··· Recorded data
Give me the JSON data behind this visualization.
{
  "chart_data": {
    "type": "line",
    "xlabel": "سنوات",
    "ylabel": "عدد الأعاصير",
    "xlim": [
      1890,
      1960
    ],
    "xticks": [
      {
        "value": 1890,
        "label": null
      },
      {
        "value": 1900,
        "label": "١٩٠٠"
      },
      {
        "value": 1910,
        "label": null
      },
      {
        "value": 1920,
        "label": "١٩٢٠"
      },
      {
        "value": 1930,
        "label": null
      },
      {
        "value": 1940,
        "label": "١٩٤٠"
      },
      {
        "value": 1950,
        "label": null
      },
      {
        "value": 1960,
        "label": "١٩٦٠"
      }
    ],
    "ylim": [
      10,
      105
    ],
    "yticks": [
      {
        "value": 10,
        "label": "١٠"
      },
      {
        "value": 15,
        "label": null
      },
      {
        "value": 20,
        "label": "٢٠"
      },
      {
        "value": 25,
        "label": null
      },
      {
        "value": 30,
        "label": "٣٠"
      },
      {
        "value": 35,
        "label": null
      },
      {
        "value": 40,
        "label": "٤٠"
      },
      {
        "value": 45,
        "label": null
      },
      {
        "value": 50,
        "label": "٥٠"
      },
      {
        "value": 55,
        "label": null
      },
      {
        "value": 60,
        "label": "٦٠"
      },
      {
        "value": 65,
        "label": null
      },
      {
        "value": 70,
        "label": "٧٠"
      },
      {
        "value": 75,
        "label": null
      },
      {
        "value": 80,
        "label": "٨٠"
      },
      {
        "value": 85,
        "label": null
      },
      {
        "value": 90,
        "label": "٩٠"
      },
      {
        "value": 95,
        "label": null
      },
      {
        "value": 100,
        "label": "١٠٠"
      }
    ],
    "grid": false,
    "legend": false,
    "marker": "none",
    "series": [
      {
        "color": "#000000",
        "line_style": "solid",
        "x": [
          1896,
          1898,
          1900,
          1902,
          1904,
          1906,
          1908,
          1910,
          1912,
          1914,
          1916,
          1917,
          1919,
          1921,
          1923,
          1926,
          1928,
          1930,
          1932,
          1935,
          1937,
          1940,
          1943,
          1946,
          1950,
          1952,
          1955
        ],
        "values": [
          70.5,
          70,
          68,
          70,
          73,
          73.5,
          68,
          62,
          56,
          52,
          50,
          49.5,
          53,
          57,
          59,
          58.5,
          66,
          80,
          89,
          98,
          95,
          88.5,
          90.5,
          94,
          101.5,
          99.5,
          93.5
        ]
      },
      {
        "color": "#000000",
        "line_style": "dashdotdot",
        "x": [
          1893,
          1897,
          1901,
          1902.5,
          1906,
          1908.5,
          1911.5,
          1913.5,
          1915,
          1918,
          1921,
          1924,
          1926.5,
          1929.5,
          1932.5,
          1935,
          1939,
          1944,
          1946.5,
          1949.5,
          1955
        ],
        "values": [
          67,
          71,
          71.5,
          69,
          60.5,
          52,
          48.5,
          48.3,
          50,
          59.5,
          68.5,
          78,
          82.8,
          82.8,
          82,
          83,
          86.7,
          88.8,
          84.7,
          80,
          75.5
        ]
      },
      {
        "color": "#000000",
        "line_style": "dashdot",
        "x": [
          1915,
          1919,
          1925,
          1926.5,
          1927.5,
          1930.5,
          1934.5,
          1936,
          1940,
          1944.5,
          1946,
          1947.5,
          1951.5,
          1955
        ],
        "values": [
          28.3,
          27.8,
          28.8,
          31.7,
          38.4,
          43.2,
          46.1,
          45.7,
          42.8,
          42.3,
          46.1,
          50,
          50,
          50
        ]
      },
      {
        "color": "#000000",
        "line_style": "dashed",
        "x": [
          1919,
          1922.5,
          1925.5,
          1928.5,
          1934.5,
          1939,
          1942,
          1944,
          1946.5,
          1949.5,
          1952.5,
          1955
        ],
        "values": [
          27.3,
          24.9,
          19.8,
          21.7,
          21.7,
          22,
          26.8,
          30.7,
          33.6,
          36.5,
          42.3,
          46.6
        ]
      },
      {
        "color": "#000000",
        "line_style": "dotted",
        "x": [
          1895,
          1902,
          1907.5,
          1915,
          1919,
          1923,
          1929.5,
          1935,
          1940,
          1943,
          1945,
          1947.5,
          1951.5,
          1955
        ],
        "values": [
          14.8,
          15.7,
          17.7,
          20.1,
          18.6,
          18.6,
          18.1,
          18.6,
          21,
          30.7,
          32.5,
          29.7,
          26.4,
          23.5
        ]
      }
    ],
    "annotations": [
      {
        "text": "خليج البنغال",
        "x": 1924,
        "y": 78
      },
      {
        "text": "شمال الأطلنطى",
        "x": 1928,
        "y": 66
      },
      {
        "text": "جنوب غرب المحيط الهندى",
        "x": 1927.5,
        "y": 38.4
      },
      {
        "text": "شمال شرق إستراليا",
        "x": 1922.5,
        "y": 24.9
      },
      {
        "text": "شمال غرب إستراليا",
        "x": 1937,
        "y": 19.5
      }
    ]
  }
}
······
» **Given exercise**:
Which lines contain the word "text"? Copy each one.

» **Solution for this problem**:
        "text": "خليج البنغال",
        "text": "شمال الأطلنطى",
        "text": "جنوب غرب المحيط الهندى",
        "text": "شمال شرق إستراليا",
        "text": "شمال غرب إستراليا",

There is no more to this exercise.